Below is the data. Give it again, complete and exact.

- **Task data**
— BEGIN —
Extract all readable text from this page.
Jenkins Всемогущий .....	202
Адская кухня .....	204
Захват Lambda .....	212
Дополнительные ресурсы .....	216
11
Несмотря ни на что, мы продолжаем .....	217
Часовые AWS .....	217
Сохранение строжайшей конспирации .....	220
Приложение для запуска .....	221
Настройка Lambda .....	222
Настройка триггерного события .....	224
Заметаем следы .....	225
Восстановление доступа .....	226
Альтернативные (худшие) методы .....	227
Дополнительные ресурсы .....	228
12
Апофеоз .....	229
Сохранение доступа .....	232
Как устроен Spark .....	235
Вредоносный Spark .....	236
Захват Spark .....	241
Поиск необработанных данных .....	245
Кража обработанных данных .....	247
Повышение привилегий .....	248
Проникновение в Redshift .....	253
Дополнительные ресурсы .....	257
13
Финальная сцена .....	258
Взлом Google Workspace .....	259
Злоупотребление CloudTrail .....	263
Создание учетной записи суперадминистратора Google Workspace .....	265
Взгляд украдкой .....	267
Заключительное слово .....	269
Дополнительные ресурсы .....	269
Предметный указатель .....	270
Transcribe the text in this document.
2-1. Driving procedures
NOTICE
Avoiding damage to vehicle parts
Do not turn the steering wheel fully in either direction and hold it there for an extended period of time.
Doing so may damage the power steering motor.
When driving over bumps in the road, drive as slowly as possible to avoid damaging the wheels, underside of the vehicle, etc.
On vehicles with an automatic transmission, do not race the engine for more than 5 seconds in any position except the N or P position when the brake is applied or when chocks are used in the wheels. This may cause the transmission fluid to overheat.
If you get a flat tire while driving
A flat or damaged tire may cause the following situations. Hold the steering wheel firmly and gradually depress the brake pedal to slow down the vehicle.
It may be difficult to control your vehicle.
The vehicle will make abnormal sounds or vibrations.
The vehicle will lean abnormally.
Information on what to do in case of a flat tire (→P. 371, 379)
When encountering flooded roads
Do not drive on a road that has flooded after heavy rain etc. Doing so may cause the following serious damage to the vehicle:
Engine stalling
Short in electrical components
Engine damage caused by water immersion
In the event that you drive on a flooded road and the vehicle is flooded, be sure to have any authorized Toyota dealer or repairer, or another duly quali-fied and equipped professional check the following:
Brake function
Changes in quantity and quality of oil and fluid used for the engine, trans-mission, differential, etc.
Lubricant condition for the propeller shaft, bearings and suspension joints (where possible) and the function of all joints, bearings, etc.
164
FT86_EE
— END —
- **Solution for this task**
Extract all readable text from this page.
Jenkins Всемогущий .....	202
Адская кухня .....	204
Захват Lambda .....	212
Дополнительные ресурсы .....	216
11
Несмотря ни на что, мы продолжаем .....	217
Часовые AWS .....	217
Сохранение строжайшей конспирации .....	220
Приложение для запуска .....	221
Настройка Lambda .....	222
Настройка триггерного события .....	224
Заметаем следы .....	225
Восстановление доступа .....	226
Альтернативные (худшие) методы .....	227
Дополнительные ресурсы .....	228
12
Апофеоз .....	229
Сохранение доступа .....	232
Как устроен Spark .....	235
Вредоносный Spark .....	236
Захват Spark .....	241
Поиск необработанных данных .....	245
Кража обработанных данных .....	247
Повышение привилегий .....	248
Проникновение в Redshift .....	253
Дополнительные ресурсы .....	257
13
Финальная сцена .....	258
Взлом Google Workspace .....	259
Злоупотребление CloudTrail .....	263
Создание учетной записи суперадминистратора Google Workspace .....	265
Взгляд украдкой .....	267
Заключительное слово .....	269
Дополнительные ресурсы .....	269
Предметный указатель .....	270
Transcribe the text in this document.
2-1. Driving procedures
NOTICE
Avoiding damage to vehicle parts
Do not turn the steering wheel fully in either direction and hold it there for an extended period of time.
Doing so may damage the power steering motor.
When driving over bumps in the road, drive as slowly as possible to avoid damaging the wheels, underside of the vehicle, etc.
On vehicles with an automatic transmission, do not race the engine for more than 5 seconds in any position except the N or P position when the brake is applied or when chocks are used in the wheels. This may cause the transmission fluid to overheat.
If you get a flat tire while driving
A flat or damaged tire may cause the following situations. Hold the steering wheel firmly and gradually depress the brake pedal to slow down the vehicle.
It may be difficult to control your vehicle.
The vehicle will make abnormal sounds or vibrations.
The vehicle will lean abnormally.
Information on what to do in case of a flat tire (→P. 371, 379)
When encountering flooded roads
Do not drive on a road that has flooded after heavy rain etc. Doing so may cause the following serious damage to the vehicle:
Engine stalling
Short in electrical components
Engine damage caused by water immersion
In the event that you drive on a flooded road and the vehicle is flooded, be sure to have any authorized Toyota dealer or repairer, or another duly quali-fied and equipped professional check the following:
Brake function
Changes in quantity and quality of oil and fluid used for the engine, trans-mission, differential, etc.
Lubricant condition for the propeller shaft, bearings and suspension joints (where possible) and the function of all joints, bearings, etc.
164
FT86_EE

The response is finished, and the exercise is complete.